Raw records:
########
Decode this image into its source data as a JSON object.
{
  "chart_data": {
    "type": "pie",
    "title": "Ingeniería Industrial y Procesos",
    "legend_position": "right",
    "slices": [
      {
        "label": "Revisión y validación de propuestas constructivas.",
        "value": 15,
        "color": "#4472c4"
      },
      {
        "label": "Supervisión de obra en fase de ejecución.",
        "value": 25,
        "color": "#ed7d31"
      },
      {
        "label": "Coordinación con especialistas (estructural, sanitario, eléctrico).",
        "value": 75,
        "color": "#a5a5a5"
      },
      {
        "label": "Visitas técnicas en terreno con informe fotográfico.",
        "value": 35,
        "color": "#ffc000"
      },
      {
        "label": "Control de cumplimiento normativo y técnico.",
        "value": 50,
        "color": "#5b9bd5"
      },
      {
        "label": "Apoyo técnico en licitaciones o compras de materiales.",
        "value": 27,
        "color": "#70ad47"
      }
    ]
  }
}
########
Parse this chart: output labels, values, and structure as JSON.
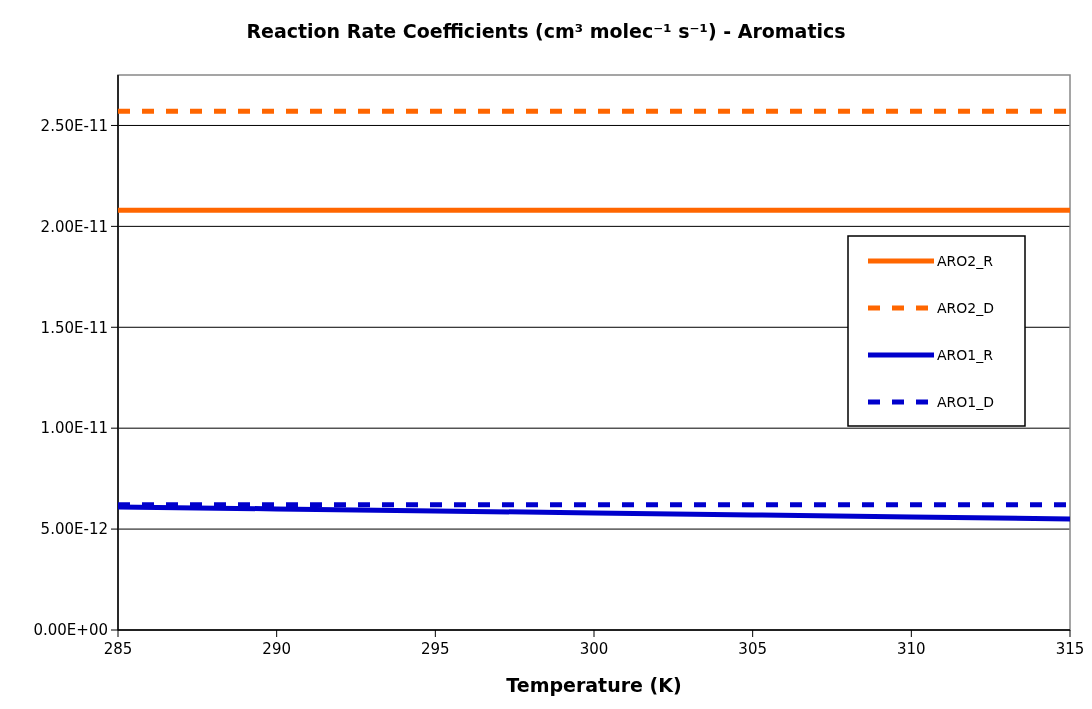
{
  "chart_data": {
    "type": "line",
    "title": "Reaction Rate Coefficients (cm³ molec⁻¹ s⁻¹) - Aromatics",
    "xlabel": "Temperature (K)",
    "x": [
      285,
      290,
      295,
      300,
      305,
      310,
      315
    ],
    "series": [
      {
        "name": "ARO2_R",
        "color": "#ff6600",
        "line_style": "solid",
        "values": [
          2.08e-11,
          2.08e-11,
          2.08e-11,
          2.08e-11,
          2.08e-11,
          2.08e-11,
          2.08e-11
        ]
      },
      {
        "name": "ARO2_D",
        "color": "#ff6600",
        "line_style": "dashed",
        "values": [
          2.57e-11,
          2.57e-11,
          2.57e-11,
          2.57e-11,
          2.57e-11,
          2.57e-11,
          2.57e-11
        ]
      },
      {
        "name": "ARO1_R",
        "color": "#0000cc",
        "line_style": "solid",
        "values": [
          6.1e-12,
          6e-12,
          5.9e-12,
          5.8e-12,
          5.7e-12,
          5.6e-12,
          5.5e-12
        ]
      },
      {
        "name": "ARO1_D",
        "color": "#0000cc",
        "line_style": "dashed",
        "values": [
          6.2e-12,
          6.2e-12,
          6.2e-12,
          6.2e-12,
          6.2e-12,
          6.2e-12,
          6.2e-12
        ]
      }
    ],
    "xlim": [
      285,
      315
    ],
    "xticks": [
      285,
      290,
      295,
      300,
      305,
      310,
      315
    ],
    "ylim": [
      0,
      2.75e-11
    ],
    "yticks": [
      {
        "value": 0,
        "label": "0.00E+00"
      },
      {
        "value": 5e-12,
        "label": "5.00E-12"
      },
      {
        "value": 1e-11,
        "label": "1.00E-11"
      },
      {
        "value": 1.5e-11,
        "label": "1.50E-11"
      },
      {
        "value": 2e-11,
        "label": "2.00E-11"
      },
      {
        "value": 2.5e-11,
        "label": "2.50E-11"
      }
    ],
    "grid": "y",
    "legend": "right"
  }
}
########
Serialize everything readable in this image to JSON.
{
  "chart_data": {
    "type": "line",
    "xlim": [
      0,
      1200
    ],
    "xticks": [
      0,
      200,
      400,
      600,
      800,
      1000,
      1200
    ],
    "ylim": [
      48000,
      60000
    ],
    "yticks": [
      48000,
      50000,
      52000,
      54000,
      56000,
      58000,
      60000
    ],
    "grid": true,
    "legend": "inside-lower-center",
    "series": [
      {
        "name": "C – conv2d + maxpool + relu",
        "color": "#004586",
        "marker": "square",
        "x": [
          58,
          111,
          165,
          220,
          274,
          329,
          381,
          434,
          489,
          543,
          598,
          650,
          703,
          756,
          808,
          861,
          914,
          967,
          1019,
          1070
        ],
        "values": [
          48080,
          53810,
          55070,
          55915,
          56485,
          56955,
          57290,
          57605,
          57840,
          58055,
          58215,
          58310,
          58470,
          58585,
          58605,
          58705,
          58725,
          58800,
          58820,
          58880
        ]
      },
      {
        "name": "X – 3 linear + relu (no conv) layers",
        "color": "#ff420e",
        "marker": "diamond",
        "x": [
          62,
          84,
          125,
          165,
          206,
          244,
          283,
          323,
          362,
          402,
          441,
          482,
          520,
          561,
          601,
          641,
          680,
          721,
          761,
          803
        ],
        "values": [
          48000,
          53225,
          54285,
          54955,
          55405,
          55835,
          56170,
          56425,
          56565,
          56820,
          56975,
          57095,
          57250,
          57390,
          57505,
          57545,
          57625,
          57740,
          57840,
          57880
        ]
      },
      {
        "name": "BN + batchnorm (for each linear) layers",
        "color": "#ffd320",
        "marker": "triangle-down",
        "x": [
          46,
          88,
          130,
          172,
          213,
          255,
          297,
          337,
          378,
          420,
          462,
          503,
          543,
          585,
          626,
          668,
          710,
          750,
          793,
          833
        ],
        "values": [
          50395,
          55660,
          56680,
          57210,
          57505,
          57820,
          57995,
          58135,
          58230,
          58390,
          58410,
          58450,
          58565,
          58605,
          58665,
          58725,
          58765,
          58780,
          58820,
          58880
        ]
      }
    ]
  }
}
########
▸ Requirement
Determine how many lines of the listing above include the word "JSON", and report that number only.

▸ Finished answer
3